# Task objective
Retype the records that come next, word for word.

# Records shown
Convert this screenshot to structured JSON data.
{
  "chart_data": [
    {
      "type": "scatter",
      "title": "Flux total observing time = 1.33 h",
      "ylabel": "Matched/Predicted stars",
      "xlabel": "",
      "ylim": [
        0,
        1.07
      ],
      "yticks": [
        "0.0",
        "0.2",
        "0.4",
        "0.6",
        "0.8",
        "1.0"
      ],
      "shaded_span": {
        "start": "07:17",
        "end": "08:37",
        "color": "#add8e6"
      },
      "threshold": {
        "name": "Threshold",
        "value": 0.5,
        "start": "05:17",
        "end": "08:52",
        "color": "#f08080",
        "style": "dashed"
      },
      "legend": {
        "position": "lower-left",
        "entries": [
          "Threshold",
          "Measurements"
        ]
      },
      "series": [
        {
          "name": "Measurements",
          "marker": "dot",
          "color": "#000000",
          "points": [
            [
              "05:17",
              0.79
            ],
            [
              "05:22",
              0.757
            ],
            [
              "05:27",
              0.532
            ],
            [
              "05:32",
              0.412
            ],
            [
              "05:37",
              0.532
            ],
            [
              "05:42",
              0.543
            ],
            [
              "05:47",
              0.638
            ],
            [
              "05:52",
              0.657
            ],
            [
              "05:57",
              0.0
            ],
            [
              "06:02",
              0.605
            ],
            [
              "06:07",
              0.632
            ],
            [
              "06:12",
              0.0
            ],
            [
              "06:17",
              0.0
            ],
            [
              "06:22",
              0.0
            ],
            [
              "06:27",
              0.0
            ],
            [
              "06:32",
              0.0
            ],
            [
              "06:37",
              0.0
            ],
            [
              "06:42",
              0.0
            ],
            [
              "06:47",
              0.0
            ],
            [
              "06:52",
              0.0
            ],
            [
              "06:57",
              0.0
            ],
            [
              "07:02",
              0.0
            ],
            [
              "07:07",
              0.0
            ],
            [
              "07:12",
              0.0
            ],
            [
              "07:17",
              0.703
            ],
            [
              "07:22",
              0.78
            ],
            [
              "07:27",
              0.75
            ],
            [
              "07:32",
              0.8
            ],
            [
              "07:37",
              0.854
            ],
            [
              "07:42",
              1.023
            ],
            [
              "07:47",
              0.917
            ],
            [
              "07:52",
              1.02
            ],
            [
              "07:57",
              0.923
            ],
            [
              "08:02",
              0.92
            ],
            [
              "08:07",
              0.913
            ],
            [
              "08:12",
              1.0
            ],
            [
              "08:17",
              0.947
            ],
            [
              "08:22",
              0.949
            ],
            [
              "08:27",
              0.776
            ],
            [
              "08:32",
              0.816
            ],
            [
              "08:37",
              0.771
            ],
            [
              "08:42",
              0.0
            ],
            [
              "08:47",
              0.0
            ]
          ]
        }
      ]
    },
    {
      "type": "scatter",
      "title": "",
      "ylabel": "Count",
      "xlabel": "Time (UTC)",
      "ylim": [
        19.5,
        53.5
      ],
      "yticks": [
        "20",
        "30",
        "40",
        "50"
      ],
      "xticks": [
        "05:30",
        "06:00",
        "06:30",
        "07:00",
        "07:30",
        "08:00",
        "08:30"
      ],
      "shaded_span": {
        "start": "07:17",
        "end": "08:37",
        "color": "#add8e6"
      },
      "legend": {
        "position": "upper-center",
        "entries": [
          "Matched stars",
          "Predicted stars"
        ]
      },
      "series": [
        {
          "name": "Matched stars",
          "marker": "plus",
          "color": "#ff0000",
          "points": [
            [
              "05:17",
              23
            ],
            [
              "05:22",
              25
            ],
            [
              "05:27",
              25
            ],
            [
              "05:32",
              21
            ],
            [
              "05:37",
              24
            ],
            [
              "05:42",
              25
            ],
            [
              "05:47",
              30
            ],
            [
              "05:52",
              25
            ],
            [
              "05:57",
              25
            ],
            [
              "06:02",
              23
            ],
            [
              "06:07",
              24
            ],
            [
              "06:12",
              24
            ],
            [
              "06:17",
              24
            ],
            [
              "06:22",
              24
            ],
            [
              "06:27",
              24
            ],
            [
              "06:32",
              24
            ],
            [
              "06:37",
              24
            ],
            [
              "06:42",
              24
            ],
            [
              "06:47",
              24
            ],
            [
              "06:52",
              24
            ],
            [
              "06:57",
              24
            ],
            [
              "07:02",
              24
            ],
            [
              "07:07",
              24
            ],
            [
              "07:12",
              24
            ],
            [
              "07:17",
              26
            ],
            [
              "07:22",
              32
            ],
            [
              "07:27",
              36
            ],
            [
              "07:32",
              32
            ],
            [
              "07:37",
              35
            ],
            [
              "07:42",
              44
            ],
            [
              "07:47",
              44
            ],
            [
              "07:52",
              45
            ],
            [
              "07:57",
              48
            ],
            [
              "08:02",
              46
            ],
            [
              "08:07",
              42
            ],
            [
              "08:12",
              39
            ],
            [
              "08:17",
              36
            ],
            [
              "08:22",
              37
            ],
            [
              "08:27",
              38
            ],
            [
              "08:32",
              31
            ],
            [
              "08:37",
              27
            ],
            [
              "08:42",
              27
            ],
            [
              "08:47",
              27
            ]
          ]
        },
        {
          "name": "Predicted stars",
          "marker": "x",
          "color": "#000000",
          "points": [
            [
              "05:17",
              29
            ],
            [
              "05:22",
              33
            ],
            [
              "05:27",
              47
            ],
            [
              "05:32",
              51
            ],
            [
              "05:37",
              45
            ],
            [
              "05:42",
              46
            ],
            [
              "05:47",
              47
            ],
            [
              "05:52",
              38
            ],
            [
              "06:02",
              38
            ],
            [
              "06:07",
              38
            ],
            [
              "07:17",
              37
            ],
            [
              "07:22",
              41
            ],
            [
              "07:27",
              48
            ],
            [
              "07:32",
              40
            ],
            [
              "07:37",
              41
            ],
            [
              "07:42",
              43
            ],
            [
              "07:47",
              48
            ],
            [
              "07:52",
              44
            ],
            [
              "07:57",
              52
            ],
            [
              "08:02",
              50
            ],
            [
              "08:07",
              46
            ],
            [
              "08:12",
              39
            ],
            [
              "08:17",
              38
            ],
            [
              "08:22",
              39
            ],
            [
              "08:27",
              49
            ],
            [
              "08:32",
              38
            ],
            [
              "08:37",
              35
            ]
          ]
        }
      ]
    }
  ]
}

# Written response
Convert this screenshot to structured JSON data.
{
  "chart_data": [
    {
      "type": "scatter",
      "title": "Flux total observing time = 1.33 h",
      "ylabel": "Matched/Predicted stars",
      "xlabel": "",
      "ylim": [
        0,
        1.07
      ],
      "yticks": [
        "0.0",
        "0.2",
        "0.4",
        "0.6",
        "0.8",
        "1.0"
      ],
      "shaded_span": {
        "start": "07:17",
        "end": "08:37",
        "color": "#add8e6"
      },
      "threshold": {
        "name": "Threshold",
        "value": 0.5,
        "start": "05:17",
        "end": "08:52",
        "color": "#f08080",
        "style": "dashed"
      },
      "legend": {
        "position": "lower-left",
        "entries": [
          "Threshold",
          "Measurements"
        ]
      },
      "series": [
        {
          "name": "Measurements",
          "marker": "dot",
          "color": "#000000",
          "points": [
            [
              "05:17",
              0.79
            ],
            [
              "05:22",
              0.757
            ],
            [
              "05:27",
              0.532
            ],
            [
              "05:32",
              0.412
            ],
            [
              "05:37",
              0.532
            ],
            [
              "05:42",
              0.543
            ],
            [
              "05:47",
              0.638
            ],
            [
              "05:52",
              0.657
            ],
            [
              "05:57",
              0.0
            ],
            [
              "06:02",
              0.605
            ],
            [
              "06:07",
              0.632
            ],
            [
              "06:12",
              0.0
            ],
            [
              "06:17",
              0.0
            ],
            [
              "06:22",
              0.0
            ],
            [
              "06:27",
              0.0
            ],
            [
              "06:32",
              0.0
            ],
            [
              "06:37",
              0.0
            ],
            [
              "06:42",
              0.0
            ],
            [
              "06:47",
              0.0
            ],
            [
              "06:52",
              0.0
            ],
            [
              "06:57",
              0.0
            ],
            [
              "07:02",
              0.0
            ],
            [
              "07:07",
              0.0
            ],
            [
              "07:12",
              0.0
            ],
            [
              "07:17",
              0.703
            ],
            [
              "07:22",
              0.78
            ],
            [
              "07:27",
              0.75
            ],
            [
              "07:32",
              0.8
            ],
            [
              "07:37",
              0.854
            ],
            [
              "07:42",
              1.023
            ],
            [
              "07:47",
              0.917
            ],
            [
              "07:52",
              1.02
            ],
            [
              "07:57",
              0.923
            ],
            [
              "08:02",
              0.92
            ],
            [
              "08:07",
              0.913
            ],
            [
              "08:12",
              1.0
            ],
            [
              "08:17",
              0.947
            ],
            [
              "08:22",
              0.949
            ],
            [
              "08:27",
              0.776
            ],
            [
              "08:32",
              0.816
            ],
            [
              "08:37",
              0.771
            ],
            [
              "08:42",
              0.0
            ],
            [
              "08:47",
              0.0
            ]
          ]
        }
      ]
    },
    {
      "type": "scatter",
      "title": "",
      "ylabel": "Count",
      "xlabel": "Time (UTC)",
      "ylim": [
        19.5,
        53.5
      ],
      "yticks": [
        "20",
        "30",
        "40",
        "50"
      ],
      "xticks": [
        "05:30",
        "06:00",
        "06:30",
        "07:00",
        "07:30",
        "08:00",
        "08:30"
      ],
      "shaded_span": {
        "start": "07:17",
        "end": "08:37",
        "color": "#add8e6"
      },
      "legend": {
        "position": "upper-center",
        "entries": [
          "Matched stars",
          "Predicted stars"
        ]
      },
      "series": [
        {
          "name": "Matched stars",
          "marker": "plus",
          "color": "#ff0000",
          "points": [
            [
              "05:17",
              23
            ],
            [
              "05:22",
              25
            ],
            [
              "05:27",
              25
            ],
            [
              "05:32",
              21
            ],
            [
              "05:37",
              24
            ],
            [
              "05:42",
              25
            ],
            [
              "05:47",
              30
            ],
            [
              "05:52",
              25
            ],
            [
              "05:57",
              25
            ],
            [
              "06:02",
              23
            ],
            [
              "06:07",
              24
            ],
            [
              "06:12",
              24
            ],
            [
              "06:17",
              24
            ],
            [
              "06:22",
              24
            ],
            [
              "06:27",
              24
            ],
            [
              "06:32",
              24
            ],
            [
              "06:37",
              24
            ],
            [
              "06:42",
              24
            ],
            [
              "06:47",
              24
            ],
            [
              "06:52",
              24
            ],
            [
              "06:57",
              24
            ],
            [
              "07:02",
              24
            ],
            [
              "07:07",
              24
            ],
            [
              "07:12",
              24
            ],
            [
              "07:17",
              26
            ],
            [
              "07:22",
              32
            ],
            [
              "07:27",
              36
            ],
            [
              "07:32",
              32
            ],
            [
              "07:37",
              35
            ],
            [
              "07:42",
              44
            ],
            [
              "07:47",
              44
            ],
            [
              "07:52",
              45
            ],
            [
              "07:57",
              48
            ],
            [
              "08:02",
              46
            ],
            [
              "08:07",
              42
            ],
            [
              "08:12",
              39
            ],
            [
              "08:17",
              36
            ],
            [
              "08:22",
              37
            ],
            [
              "08:27",
              38
            ],
            [
              "08:32",
              31
            ],
            [
              "08:37",
              27
            ],
            [
              "08:42",
              27
            ],
            [
              "08:47",
              27
            ]
          ]
        },
        {
          "name": "Predicted stars",
          "marker": "x",
          "color": "#000000",
          "points": [
            [
              "05:17",
              29
            ],
            [
              "05:22",
              33
            ],
            [
              "05:27",
              47
            ],
            [
              "05:32",
              51
            ],
            [
              "05:37",
              45
            ],
            [
              "05:42",
              46
            ],
            [
              "05:47",
              47
            ],
            [
              "05:52",
              38
            ],
            [
              "06:02",
              38
            ],
            [
              "06:07",
              38
            ],
            [
              "07:17",
              37
            ],
            [
              "07:22",
              41
            ],
            [
              "07:27",
              48
            ],
            [
              "07:32",
              40
            ],
            [
              "07:37",
              41
            ],
            [
              "07:42",
              43
            ],
            [
              "07:47",
              48
            ],
            [
              "07:52",
              44
            ],
            [
              "07:57",
              52
            ],
            [
              "08:02",
              50
            ],
            [
              "08:07",
              46
            ],
            [
              "08:12",
              39
            ],
            [
              "08:17",
              38
            ],
            [
              "08:22",
              39
            ],
            [
              "08:27",
              49
            ],
            [
              "08:32",
              38
            ],
            [
              "08:37",
              35
            ]
          ]
        }
      ]
    }
  ]
}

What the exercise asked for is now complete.